» **BRIEF**
Using the listing below, select the lines with the word "Republik" and copy them.

[Records from a dataset]
Begin

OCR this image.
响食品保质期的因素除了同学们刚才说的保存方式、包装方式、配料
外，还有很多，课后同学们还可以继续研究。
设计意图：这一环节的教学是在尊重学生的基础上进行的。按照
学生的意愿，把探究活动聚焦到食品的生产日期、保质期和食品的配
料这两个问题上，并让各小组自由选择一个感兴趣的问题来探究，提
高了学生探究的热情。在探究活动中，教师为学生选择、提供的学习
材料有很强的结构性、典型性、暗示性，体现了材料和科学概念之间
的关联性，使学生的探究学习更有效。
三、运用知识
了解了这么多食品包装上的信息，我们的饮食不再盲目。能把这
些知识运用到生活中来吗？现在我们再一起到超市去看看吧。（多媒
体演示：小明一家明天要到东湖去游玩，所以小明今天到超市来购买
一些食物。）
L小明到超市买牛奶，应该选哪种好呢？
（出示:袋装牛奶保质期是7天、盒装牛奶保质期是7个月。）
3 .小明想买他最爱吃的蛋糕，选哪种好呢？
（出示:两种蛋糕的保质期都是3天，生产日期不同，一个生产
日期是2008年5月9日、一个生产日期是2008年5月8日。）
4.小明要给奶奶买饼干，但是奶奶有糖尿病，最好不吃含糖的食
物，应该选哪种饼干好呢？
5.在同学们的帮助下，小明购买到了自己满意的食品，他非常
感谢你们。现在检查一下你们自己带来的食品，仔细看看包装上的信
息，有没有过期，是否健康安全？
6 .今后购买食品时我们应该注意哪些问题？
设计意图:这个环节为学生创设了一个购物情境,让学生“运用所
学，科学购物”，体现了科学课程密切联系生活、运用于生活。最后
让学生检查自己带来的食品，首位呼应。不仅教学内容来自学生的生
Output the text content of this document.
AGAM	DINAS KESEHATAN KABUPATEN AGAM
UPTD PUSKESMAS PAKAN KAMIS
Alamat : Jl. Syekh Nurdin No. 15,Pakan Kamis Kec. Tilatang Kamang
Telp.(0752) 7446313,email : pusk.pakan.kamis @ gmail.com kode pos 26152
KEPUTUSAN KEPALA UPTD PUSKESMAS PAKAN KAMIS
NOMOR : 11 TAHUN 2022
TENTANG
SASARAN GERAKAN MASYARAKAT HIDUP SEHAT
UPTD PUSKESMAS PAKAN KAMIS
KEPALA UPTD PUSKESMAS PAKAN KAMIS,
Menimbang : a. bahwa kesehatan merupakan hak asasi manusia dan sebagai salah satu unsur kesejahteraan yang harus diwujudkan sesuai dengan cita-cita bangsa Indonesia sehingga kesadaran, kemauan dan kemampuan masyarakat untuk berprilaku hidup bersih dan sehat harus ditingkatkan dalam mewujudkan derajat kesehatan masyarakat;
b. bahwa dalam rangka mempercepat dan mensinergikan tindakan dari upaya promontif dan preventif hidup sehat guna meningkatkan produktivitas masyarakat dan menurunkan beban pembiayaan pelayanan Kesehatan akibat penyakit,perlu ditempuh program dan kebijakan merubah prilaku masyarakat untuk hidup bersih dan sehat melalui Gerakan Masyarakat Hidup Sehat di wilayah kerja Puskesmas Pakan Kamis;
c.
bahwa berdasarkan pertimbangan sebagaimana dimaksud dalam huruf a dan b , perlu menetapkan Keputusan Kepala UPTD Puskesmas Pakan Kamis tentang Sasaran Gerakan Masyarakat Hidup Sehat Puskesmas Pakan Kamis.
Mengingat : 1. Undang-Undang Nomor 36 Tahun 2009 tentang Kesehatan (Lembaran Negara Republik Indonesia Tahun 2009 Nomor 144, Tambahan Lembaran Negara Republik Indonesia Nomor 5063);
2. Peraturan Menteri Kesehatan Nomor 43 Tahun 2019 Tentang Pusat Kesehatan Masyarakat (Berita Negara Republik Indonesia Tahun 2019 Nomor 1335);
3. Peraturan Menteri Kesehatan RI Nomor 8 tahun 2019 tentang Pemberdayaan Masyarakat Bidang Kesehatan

End

» **RESPONSE BELOW**
Mengingat : 1. Undang-Undang Nomor 36 Tahun 2009 tentang Kesehatan (Lembaran Negara Republik Indonesia Tahun 2009 Nomor 144, Tambahan Lembaran Negara Republik Indonesia Nomor 5063);
2. Peraturan Menteri Kesehatan Nomor 43 Tahun 2019 Tentang Pusat Kesehatan Masyarakat (Berita Negara Republik Indonesia Tahun 2019 Nomor 1335);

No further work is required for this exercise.